#### Recorded information
--------------------

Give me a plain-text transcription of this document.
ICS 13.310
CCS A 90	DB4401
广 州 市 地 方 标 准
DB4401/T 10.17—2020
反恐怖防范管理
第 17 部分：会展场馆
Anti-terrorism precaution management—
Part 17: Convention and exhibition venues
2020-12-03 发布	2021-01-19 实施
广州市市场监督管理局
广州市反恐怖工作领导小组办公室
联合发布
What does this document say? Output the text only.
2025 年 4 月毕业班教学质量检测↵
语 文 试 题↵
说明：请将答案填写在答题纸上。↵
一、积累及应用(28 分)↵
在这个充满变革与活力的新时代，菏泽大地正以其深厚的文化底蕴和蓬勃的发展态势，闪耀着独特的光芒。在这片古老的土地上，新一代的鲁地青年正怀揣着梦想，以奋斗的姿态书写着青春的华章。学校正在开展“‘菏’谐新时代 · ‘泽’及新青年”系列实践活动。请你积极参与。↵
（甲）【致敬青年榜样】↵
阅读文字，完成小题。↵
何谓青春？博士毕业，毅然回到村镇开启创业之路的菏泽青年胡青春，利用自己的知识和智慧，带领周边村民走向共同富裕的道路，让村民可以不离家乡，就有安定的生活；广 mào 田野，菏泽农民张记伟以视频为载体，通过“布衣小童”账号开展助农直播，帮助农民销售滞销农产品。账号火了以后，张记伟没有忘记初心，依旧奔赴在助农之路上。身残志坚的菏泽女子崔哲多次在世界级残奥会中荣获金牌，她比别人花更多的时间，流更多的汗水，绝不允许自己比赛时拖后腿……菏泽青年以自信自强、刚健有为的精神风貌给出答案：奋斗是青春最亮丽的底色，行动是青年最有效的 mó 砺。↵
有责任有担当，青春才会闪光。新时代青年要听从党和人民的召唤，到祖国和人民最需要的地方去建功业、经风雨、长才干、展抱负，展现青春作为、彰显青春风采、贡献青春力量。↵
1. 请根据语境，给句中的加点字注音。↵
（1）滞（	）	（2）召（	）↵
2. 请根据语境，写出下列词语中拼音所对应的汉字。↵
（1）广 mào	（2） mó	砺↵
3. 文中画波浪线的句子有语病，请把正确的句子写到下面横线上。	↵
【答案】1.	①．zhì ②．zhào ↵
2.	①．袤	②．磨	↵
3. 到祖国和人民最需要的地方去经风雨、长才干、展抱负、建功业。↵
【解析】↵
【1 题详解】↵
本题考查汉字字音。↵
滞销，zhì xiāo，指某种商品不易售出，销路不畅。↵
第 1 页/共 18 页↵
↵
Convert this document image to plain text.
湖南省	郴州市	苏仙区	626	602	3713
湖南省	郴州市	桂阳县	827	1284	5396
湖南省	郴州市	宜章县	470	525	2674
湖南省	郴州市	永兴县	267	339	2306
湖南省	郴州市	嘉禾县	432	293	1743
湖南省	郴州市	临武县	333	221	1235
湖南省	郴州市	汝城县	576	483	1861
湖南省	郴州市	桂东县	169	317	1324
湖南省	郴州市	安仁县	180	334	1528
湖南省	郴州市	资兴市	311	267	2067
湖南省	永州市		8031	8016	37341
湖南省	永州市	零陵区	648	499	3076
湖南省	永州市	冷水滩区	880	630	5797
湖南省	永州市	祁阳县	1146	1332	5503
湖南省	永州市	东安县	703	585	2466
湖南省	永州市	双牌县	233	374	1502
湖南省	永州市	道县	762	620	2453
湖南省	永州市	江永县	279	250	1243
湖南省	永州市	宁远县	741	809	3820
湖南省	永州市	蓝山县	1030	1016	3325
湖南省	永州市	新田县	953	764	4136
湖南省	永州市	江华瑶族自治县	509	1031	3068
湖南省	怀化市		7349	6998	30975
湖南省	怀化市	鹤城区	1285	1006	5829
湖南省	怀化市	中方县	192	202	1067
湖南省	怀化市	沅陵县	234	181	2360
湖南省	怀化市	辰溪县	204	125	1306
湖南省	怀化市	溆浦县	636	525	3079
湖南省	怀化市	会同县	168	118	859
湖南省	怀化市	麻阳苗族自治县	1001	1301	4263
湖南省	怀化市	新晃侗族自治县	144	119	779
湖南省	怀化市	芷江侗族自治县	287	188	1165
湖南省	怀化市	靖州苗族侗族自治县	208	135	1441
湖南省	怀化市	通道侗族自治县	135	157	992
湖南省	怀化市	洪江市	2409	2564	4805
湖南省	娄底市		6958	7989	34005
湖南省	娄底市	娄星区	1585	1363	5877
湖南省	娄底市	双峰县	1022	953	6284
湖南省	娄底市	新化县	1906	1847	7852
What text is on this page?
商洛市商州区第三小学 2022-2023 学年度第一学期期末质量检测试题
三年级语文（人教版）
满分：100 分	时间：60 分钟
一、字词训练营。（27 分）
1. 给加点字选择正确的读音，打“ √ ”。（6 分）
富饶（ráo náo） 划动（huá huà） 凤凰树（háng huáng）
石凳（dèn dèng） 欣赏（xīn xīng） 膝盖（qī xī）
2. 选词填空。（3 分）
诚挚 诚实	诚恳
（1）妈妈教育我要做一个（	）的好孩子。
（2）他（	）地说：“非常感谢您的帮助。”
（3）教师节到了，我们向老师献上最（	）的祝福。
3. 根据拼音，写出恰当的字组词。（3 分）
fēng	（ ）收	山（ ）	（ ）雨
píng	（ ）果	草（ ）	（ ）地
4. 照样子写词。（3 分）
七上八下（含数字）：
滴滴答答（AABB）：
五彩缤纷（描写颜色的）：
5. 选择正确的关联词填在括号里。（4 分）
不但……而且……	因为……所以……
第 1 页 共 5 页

--------------------

#### What to produce
Extract each record, keeping it identical to the original.

#### Answer for this exercise
Give me a plain-text transcription of this document.
ICS 13.310
CCS A 90	DB4401
广 州 市 地 方 标 准
DB4401/T 10.17—2020
反恐怖防范管理
第 17 部分：会展场馆
Anti-terrorism precaution management—
Part 17: Convention and exhibition venues
2020-12-03 发布	2021-01-19 实施
广州市市场监督管理局
广州市反恐怖工作领导小组办公室
联合发布
What does this document say? Output the text only.
2025 年 4 月毕业班教学质量检测↵
语 文 试 题↵
说明：请将答案填写在答题纸上。↵
一、积累及应用(28 分)↵
在这个充满变革与活力的新时代，菏泽大地正以其深厚的文化底蕴和蓬勃的发展态势，闪耀着独特的光芒。在这片古老的土地上，新一代的鲁地青年正怀揣着梦想，以奋斗的姿态书写着青春的华章。学校正在开展“‘菏’谐新时代 · ‘泽’及新青年”系列实践活动。请你积极参与。↵
（甲）【致敬青年榜样】↵
阅读文字，完成小题。↵
何谓青春？博士毕业，毅然回到村镇开启创业之路的菏泽青年胡青春，利用自己的知识和智慧，带领周边村民走向共同富裕的道路，让村民可以不离家乡，就有安定的生活；广 mào 田野，菏泽农民张记伟以视频为载体，通过“布衣小童”账号开展助农直播，帮助农民销售滞销农产品。账号火了以后，张记伟没有忘记初心，依旧奔赴在助农之路上。身残志坚的菏泽女子崔哲多次在世界级残奥会中荣获金牌，她比别人花更多的时间，流更多的汗水，绝不允许自己比赛时拖后腿……菏泽青年以自信自强、刚健有为的精神风貌给出答案：奋斗是青春最亮丽的底色，行动是青年最有效的 mó 砺。↵
有责任有担当，青春才会闪光。新时代青年要听从党和人民的召唤，到祖国和人民最需要的地方去建功业、经风雨、长才干、展抱负，展现青春作为、彰显青春风采、贡献青春力量。↵
1. 请根据语境，给句中的加点字注音。↵
（1）滞（	）	（2）召（	）↵
2. 请根据语境，写出下列词语中拼音所对应的汉字。↵
（1）广 mào	（2） mó	砺↵
3. 文中画波浪线的句子有语病，请把正确的句子写到下面横线上。	↵
【答案】1.	①．zhì ②．zhào ↵
2.	①．袤	②．磨	↵
3. 到祖国和人民最需要的地方去经风雨、长才干、展抱负、建功业。↵
【解析】↵
【1 题详解】↵
本题考查汉字字音。↵
滞销，zhì xiāo，指某种商品不易售出，销路不畅。↵
第 1 页/共 18 页↵
↵
Convert this document image to plain text.
湖南省	郴州市	苏仙区	626	602	3713
湖南省	郴州市	桂阳县	827	1284	5396
湖南省	郴州市	宜章县	470	525	2674
湖南省	郴州市	永兴县	267	339	2306
湖南省	郴州市	嘉禾县	432	293	1743
湖南省	郴州市	临武县	333	221	1235
湖南省	郴州市	汝城县	576	483	1861
湖南省	郴州市	桂东县	169	317	1324
湖南省	郴州市	安仁县	180	334	1528
湖南省	郴州市	资兴市	311	267	2067
湖南省	永州市		8031	8016	37341
湖南省	永州市	零陵区	648	499	3076
湖南省	永州市	冷水滩区	880	630	5797
湖南省	永州市	祁阳县	1146	1332	5503
湖南省	永州市	东安县	703	585	2466
湖南省	永州市	双牌县	233	374	1502
湖南省	永州市	道县	762	620	2453
湖南省	永州市	江永县	279	250	1243
湖南省	永州市	宁远县	741	809	3820
湖南省	永州市	蓝山县	1030	1016	3325
湖南省	永州市	新田县	953	764	4136
湖南省	永州市	江华瑶族自治县	509	1031	3068
湖南省	怀化市		7349	6998	30975
湖南省	怀化市	鹤城区	1285	1006	5829
湖南省	怀化市	中方县	192	202	1067
湖南省	怀化市	沅陵县	234	181	2360
湖南省	怀化市	辰溪县	204	125	1306
湖南省	怀化市	溆浦县	636	525	3079
湖南省	怀化市	会同县	168	118	859
湖南省	怀化市	麻阳苗族自治县	1001	1301	4263
湖南省	怀化市	新晃侗族自治县	144	119	779
湖南省	怀化市	芷江侗族自治县	287	188	1165
湖南省	怀化市	靖州苗族侗族自治县	208	135	1441
湖南省	怀化市	通道侗族自治县	135	157	992
湖南省	怀化市	洪江市	2409	2564	4805
湖南省	娄底市		6958	7989	34005
湖南省	娄底市	娄星区	1585	1363	5877
湖南省	娄底市	双峰县	1022	953	6284
湖南省	娄底市	新化县	1906	1847	7852
What text is on this page?
商洛市商州区第三小学 2022-2023 学年度第一学期期末质量检测试题
三年级语文（人教版）
满分：100 分	时间：60 分钟
一、字词训练营。（27 分）
1. 给加点字选择正确的读音，打“ √ ”。（6 分）
富饶（ráo náo） 划动（huá huà） 凤凰树（háng huáng）
石凳（dèn dèng） 欣赏（xīn xīng） 膝盖（qī xī）
2. 选词填空。（3 分）
诚挚 诚实	诚恳
（1）妈妈教育我要做一个（	）的好孩子。
（2）他（	）地说：“非常感谢您的帮助。”
（3）教师节到了，我们向老师献上最（	）的祝福。
3. 根据拼音，写出恰当的字组词。（3 分）
fēng	（ ）收	山（ ）	（ ）雨
píng	（ ）果	草（ ）	（ ）地
4. 照样子写词。（3 分）
七上八下（含数字）：
滴滴答答（AABB）：
五彩缤纷（描写颜色的）：
5. 选择正确的关联词填在括号里。（4 分）
不但……而且……	因为……所以……
第 1 页 共 5 页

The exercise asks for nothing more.